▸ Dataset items
··········

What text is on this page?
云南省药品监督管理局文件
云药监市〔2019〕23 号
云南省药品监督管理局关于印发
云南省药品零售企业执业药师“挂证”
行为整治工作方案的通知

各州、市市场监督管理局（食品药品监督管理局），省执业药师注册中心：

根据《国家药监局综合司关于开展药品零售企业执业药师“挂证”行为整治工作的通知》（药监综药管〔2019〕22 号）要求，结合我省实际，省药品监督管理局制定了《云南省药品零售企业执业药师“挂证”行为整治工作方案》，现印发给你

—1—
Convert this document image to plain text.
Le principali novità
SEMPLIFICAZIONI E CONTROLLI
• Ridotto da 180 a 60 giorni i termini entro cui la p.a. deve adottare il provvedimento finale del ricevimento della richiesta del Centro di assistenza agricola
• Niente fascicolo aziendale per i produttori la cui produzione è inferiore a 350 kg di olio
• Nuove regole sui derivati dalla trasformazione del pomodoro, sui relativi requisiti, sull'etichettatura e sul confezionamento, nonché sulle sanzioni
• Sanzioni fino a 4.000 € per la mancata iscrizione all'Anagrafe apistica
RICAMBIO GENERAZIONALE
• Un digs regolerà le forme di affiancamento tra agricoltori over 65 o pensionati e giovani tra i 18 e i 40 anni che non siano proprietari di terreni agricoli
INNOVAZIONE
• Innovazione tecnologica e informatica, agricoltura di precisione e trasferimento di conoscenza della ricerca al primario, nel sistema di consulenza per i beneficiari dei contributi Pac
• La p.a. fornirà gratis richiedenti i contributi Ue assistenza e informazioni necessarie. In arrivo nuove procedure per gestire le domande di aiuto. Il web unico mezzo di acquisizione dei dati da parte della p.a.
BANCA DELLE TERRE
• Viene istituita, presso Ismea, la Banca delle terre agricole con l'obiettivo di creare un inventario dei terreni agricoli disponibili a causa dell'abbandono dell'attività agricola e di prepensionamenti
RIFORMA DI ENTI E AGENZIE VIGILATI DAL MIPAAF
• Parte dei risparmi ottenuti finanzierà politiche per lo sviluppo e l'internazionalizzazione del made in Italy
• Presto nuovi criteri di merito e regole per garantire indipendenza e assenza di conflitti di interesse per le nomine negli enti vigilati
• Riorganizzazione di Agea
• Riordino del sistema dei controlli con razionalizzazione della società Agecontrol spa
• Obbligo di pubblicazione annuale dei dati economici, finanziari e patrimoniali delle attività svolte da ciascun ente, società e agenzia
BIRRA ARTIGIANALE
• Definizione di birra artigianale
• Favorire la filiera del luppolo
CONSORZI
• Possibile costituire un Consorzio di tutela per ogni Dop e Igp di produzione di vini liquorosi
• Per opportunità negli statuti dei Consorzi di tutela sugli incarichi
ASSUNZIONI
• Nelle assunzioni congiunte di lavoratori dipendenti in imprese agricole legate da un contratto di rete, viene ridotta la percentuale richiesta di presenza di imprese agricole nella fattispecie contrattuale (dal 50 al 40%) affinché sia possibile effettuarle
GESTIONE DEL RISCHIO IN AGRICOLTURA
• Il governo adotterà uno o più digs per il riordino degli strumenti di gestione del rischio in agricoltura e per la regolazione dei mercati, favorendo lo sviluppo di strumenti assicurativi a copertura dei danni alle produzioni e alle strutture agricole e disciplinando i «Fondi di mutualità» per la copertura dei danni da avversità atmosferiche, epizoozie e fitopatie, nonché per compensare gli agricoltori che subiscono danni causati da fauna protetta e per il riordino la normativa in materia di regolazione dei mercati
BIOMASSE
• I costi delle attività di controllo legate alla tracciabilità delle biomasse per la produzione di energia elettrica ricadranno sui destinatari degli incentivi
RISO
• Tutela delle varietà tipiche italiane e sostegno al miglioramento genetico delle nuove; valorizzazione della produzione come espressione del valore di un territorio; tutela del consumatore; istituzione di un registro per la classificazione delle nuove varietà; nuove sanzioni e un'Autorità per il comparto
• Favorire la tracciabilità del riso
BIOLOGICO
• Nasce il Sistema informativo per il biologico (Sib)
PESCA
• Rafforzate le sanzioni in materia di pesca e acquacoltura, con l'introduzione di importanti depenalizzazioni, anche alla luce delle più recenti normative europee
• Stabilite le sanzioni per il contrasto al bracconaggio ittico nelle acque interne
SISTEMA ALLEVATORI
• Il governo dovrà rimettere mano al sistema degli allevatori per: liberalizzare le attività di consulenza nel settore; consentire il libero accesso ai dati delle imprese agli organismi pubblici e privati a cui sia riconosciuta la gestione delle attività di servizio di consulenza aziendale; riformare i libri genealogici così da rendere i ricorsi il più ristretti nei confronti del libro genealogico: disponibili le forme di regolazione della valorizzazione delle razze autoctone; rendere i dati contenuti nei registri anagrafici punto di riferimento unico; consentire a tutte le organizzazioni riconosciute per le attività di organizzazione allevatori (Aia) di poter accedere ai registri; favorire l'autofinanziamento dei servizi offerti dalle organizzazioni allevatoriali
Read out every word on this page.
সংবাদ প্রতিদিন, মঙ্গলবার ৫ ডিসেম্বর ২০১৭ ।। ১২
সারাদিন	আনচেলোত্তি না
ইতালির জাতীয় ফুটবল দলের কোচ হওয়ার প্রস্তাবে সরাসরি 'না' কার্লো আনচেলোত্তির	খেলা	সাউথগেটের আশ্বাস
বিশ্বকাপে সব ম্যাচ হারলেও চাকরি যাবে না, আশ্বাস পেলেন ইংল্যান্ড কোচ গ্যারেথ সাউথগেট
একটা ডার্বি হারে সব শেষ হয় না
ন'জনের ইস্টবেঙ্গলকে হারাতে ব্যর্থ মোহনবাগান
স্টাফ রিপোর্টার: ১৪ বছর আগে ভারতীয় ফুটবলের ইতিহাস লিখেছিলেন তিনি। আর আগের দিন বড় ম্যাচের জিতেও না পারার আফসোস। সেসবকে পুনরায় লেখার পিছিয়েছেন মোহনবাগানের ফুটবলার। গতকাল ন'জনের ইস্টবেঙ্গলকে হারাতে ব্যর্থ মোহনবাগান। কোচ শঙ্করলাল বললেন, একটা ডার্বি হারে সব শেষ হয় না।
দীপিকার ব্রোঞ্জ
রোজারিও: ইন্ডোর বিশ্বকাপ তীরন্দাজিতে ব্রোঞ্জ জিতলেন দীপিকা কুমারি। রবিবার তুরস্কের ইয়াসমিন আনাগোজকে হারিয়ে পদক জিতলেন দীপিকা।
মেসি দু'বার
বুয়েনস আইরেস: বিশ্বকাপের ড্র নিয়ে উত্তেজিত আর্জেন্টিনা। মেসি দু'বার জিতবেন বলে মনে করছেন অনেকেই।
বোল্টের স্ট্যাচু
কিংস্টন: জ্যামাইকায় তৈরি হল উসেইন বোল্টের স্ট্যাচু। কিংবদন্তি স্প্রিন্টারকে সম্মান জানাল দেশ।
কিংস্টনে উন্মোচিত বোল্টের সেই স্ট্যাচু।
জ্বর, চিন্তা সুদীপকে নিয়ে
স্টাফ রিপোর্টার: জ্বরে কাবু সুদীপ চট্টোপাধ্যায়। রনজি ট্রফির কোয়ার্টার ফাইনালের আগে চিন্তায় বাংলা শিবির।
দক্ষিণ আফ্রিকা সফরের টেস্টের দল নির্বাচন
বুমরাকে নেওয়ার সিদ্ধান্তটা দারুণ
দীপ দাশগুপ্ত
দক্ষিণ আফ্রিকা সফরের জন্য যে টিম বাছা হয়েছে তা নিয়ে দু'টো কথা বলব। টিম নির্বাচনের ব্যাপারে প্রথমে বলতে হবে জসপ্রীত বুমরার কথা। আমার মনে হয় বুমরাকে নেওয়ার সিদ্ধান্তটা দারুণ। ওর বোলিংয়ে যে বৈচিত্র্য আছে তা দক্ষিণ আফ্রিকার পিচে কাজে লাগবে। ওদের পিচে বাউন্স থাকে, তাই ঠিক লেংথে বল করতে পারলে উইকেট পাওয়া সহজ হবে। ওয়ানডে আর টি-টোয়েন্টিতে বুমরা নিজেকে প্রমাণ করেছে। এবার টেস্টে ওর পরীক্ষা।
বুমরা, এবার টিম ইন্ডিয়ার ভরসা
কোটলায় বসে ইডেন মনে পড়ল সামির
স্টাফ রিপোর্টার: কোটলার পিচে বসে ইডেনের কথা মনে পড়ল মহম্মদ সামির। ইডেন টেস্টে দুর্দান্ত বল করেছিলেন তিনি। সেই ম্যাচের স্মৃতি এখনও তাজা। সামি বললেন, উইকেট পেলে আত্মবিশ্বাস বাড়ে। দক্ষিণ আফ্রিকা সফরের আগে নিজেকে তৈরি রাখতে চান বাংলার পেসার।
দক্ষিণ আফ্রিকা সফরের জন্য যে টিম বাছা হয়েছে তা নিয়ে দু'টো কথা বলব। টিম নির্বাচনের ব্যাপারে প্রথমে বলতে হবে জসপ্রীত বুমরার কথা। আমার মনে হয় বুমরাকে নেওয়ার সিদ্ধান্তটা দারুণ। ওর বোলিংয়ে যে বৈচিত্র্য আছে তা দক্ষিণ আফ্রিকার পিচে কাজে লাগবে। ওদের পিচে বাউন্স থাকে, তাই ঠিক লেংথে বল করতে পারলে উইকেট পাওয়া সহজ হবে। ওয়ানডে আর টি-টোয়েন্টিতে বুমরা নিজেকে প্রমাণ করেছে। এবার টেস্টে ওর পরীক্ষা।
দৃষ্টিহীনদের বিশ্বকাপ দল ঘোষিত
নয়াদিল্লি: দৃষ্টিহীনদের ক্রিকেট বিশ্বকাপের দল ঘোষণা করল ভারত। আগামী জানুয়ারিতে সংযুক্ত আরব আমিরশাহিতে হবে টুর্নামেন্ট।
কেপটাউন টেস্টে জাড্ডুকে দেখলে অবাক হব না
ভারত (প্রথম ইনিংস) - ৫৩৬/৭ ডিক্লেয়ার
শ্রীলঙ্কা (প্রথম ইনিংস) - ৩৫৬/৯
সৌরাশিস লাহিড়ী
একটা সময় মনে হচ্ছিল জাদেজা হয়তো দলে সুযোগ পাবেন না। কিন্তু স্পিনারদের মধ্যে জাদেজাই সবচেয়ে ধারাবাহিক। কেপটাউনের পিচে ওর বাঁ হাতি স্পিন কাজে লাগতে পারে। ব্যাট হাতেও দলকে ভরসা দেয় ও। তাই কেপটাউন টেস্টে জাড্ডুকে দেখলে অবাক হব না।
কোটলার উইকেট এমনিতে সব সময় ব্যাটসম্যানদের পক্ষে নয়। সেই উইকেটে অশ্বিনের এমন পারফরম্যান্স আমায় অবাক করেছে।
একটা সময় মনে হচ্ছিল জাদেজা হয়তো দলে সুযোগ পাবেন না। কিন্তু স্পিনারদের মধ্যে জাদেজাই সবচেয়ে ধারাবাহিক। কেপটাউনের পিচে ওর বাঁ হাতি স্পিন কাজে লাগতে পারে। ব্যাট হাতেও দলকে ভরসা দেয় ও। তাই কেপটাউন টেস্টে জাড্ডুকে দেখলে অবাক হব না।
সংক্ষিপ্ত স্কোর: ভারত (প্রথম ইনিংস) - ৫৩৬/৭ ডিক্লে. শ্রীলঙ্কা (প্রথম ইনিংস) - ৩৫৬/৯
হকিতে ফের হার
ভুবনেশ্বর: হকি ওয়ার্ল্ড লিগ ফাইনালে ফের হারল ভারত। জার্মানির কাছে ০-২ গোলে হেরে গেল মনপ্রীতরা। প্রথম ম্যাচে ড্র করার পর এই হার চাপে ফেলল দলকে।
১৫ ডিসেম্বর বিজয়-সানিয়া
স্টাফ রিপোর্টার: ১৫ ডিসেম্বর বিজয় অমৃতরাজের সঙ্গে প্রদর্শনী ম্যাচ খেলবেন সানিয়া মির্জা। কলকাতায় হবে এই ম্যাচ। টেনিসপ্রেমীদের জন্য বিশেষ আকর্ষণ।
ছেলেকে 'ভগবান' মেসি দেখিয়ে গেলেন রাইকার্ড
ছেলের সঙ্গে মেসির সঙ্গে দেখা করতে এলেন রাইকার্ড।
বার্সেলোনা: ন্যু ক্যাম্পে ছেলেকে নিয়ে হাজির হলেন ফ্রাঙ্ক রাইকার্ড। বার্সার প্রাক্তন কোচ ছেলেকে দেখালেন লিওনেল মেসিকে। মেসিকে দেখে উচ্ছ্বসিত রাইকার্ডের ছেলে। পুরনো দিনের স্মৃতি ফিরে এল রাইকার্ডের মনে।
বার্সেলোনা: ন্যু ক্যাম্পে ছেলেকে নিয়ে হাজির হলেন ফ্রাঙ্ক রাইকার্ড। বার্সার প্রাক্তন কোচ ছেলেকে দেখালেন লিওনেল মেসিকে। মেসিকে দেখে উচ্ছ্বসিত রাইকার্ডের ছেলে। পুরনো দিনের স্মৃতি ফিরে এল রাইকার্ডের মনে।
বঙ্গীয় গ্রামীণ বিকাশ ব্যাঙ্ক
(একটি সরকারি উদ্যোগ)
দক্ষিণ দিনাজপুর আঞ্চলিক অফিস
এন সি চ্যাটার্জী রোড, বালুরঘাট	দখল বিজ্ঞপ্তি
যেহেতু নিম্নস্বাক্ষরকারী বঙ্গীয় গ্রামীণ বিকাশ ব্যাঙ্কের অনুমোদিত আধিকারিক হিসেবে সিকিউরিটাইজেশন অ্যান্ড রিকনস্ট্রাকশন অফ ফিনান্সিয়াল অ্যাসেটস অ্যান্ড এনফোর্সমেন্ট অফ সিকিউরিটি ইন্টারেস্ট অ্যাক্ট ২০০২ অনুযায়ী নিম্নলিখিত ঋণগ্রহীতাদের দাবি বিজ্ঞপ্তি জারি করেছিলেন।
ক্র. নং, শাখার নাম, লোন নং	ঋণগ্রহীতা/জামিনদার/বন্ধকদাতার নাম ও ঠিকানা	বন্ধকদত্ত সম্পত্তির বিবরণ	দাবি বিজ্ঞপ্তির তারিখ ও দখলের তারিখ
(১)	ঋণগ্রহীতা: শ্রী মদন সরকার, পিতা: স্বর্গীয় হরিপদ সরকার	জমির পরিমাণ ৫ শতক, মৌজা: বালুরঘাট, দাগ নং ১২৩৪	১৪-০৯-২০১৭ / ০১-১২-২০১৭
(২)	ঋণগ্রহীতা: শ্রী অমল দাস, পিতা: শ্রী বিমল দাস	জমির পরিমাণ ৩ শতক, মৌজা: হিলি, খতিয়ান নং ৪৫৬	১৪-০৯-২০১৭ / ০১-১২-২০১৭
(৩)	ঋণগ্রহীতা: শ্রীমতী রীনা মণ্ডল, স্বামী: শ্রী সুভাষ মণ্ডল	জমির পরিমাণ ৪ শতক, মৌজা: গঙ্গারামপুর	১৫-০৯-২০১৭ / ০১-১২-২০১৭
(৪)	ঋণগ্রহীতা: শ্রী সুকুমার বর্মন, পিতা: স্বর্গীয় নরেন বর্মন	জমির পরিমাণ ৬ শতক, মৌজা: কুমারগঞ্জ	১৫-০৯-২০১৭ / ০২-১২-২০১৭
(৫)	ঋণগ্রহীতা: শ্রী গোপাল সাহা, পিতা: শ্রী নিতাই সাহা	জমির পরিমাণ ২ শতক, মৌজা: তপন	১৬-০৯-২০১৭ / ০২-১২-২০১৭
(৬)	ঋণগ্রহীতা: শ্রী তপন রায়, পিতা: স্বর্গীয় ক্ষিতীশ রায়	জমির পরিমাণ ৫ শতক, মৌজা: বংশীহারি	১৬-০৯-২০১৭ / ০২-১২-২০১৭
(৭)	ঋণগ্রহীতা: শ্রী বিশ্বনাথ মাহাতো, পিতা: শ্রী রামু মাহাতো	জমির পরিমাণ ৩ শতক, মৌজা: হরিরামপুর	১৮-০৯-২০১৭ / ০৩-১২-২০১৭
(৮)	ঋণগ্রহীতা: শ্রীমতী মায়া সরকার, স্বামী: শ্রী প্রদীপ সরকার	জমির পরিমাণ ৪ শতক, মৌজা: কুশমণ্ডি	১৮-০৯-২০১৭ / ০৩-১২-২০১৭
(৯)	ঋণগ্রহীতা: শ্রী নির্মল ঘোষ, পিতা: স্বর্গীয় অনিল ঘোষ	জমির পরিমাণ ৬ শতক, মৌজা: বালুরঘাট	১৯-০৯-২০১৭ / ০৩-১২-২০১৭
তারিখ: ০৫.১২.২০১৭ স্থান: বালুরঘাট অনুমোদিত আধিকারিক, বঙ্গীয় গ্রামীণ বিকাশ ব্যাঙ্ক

··········

▸ TASK DIRECTIONS
Among the records above, find each line holding the string "云南省药品零售企业执业药师" and pull it out.

▸ OUTPUT OF THE TASK
云南省药品零售企业执业药师“挂证”
根据《国家药监局综合司关于开展药品零售企业执业药师“挂证”行为整治工作的通知》（药监综药管〔2019〕22 号）要求，结合我省实际，省药品监督管理局制定了《云南省药品零售企业执业药师“挂证”行为整治工作方案》，现印发给你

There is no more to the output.